Wherever "Commercial" appears in a line, copy that line.

═════ ENTRIES SHOWN ═════

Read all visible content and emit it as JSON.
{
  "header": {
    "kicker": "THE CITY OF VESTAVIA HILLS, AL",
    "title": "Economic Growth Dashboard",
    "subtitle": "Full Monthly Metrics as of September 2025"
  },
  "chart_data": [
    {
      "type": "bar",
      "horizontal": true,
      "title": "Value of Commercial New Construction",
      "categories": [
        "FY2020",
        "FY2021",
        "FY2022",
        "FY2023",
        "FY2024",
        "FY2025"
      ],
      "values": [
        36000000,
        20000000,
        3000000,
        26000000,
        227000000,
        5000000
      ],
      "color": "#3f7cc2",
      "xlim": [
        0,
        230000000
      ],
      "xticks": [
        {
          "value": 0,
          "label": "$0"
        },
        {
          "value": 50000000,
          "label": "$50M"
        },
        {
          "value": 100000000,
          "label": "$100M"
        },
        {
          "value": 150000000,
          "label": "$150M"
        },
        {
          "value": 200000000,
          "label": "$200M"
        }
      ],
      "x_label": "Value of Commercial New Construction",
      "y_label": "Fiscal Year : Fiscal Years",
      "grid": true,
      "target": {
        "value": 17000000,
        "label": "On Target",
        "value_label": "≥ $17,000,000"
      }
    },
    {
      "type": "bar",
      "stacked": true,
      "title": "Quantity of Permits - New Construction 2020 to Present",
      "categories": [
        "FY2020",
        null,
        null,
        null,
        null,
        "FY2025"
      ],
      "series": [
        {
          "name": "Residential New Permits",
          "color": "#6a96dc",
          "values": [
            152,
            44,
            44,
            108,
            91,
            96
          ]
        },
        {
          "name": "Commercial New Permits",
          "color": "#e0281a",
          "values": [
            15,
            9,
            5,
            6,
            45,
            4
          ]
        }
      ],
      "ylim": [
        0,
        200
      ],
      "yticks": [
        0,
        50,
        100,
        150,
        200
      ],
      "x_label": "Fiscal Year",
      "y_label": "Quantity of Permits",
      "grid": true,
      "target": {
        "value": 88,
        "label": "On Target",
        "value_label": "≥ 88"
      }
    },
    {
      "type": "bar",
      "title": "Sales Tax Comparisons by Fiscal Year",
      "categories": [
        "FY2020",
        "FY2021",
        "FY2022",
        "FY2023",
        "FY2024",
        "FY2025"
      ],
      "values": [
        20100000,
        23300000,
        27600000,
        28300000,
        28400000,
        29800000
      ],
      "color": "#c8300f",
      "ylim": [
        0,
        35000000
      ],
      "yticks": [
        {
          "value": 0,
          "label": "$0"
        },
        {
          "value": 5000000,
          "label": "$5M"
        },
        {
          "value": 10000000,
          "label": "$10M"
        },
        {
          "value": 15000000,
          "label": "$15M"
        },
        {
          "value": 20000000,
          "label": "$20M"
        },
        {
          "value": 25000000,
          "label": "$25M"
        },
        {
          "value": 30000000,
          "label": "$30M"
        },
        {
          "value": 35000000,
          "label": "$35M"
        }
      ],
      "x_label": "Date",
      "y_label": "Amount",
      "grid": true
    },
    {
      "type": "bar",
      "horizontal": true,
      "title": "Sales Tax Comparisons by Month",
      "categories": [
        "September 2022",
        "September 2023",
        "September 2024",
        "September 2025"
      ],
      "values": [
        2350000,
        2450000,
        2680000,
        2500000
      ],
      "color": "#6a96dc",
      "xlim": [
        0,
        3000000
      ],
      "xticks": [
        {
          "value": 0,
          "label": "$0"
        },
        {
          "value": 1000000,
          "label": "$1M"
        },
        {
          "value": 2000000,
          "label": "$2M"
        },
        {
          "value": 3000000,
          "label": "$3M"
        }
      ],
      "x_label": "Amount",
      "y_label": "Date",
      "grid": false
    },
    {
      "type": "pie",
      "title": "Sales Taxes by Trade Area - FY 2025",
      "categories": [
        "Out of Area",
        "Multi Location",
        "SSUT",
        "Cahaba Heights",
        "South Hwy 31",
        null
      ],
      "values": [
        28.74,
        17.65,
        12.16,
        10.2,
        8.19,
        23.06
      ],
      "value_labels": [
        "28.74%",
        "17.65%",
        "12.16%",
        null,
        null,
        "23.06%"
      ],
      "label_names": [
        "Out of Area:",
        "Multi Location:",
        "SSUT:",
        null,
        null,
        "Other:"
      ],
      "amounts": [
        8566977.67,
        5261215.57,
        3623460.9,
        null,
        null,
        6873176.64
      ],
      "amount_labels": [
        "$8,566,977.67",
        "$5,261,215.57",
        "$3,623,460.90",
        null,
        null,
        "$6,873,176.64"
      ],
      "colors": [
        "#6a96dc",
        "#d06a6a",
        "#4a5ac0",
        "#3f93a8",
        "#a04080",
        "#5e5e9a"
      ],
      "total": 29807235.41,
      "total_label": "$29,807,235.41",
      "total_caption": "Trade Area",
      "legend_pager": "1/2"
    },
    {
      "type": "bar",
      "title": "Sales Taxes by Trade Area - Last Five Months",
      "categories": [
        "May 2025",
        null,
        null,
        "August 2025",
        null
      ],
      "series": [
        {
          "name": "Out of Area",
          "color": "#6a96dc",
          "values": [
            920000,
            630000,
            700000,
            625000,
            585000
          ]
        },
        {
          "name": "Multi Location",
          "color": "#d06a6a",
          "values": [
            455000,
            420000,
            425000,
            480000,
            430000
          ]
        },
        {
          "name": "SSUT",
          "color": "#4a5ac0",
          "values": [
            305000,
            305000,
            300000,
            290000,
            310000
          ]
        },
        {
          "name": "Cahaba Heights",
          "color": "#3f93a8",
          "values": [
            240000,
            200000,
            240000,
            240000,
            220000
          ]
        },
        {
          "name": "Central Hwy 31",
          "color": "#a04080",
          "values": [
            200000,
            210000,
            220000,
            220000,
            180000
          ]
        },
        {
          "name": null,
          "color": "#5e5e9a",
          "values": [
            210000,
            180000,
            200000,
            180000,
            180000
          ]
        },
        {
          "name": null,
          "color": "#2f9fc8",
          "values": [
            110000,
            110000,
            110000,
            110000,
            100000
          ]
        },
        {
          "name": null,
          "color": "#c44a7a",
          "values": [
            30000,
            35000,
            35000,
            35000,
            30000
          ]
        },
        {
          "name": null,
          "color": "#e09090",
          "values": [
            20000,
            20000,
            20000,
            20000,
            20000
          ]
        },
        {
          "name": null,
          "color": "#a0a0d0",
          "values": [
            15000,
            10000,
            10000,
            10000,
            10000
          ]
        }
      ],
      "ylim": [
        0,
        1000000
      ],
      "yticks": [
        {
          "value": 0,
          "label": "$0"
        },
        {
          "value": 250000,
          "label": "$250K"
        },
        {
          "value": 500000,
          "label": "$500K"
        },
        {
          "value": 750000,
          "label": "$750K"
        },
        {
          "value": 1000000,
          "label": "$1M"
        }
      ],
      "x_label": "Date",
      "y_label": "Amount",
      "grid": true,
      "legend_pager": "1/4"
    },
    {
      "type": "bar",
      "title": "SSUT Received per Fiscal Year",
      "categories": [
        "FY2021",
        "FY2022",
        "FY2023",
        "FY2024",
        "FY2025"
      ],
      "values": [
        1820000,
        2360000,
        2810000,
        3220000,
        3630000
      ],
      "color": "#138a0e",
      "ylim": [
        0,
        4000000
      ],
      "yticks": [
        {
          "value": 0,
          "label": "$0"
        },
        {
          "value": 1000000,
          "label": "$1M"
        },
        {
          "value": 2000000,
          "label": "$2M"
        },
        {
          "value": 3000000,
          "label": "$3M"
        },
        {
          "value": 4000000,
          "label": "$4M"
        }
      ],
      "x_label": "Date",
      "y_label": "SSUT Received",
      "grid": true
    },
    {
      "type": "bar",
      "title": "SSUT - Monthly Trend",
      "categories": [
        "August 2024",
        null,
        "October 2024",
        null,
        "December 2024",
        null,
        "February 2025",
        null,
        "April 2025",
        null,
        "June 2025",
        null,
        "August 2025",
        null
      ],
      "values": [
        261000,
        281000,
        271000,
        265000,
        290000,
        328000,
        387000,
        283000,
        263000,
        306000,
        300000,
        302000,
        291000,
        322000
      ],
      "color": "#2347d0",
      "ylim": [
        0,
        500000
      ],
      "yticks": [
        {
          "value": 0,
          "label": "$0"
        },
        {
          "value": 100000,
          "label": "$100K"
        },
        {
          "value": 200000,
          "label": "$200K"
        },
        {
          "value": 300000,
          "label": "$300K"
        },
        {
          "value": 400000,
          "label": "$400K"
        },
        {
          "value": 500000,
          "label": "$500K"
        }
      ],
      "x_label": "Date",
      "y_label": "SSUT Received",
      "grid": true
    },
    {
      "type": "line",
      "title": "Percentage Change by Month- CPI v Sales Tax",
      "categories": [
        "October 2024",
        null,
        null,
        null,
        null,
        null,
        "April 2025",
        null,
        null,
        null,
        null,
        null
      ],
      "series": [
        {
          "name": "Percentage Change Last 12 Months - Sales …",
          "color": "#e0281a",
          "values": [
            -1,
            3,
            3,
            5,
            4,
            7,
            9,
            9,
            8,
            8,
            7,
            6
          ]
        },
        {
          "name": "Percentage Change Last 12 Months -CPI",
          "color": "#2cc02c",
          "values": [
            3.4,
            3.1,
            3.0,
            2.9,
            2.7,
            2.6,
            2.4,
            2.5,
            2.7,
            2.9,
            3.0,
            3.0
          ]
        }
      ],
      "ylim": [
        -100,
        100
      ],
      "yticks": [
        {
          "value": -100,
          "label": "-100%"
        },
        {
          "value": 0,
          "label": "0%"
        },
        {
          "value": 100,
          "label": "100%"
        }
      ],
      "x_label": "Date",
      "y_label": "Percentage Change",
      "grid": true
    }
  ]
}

═════

REPLY TO THE EXERCISE>
      "title": "Value of Commercial New Construction",
      "x_label": "Value of Commercial New Construction",
          "name": "Commercial New Permits",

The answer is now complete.